◆ SHORT EXERCISE ◆
How many lines in the listing below include the word "Trash"? Reply with the count alone.

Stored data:
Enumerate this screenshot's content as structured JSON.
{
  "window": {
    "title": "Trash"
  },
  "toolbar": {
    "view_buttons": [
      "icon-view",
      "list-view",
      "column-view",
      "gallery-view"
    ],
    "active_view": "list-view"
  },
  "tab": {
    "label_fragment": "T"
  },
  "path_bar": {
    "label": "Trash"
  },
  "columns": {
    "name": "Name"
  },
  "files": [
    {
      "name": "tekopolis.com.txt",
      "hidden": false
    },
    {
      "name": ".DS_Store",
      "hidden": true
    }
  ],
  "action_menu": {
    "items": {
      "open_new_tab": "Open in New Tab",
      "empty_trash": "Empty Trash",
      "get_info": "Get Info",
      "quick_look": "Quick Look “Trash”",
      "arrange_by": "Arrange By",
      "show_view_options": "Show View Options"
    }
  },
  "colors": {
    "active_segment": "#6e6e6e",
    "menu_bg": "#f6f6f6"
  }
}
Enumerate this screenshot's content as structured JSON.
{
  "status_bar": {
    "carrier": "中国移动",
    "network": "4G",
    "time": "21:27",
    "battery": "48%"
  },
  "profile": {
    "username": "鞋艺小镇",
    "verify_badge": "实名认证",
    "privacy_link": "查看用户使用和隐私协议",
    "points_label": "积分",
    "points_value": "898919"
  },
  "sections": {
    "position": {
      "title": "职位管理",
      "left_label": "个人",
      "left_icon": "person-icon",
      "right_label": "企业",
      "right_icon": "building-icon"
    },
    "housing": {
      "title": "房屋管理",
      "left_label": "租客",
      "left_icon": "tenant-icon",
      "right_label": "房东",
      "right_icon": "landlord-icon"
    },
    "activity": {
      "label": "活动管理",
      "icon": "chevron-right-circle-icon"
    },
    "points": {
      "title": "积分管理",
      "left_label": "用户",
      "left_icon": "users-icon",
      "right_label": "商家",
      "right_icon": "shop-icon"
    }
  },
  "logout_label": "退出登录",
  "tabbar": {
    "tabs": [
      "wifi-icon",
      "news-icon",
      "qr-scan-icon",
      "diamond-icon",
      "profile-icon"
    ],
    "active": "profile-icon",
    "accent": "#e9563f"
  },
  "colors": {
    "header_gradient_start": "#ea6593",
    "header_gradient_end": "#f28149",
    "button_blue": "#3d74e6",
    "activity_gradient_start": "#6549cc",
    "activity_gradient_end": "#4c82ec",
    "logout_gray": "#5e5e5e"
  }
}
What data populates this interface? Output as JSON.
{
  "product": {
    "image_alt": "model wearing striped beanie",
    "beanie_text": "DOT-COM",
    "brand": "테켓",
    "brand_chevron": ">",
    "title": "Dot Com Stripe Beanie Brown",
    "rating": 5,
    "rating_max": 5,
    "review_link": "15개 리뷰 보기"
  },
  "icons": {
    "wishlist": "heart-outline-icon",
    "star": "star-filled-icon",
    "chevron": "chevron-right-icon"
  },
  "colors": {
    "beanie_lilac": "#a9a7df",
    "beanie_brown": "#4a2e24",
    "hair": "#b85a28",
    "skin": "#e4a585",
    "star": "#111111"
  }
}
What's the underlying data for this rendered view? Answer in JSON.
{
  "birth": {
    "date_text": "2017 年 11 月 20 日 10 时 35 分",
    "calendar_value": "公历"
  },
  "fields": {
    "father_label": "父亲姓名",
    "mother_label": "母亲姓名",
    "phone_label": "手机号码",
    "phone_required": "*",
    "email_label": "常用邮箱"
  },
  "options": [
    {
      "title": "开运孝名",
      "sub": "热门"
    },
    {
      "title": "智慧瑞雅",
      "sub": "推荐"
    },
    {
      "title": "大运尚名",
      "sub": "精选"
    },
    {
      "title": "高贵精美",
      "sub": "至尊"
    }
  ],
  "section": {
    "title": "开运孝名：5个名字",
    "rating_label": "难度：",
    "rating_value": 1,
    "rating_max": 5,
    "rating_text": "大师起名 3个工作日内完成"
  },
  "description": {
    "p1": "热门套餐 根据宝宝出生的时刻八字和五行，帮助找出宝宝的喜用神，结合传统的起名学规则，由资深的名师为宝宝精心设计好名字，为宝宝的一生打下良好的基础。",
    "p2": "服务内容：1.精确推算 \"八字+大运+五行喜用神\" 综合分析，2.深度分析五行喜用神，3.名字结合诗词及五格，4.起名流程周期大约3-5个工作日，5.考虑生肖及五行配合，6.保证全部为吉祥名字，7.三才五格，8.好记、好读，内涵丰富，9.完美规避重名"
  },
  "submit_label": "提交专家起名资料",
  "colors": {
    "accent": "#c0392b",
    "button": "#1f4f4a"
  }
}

◆ SOLUTION TO THE PROBLEM ◆
4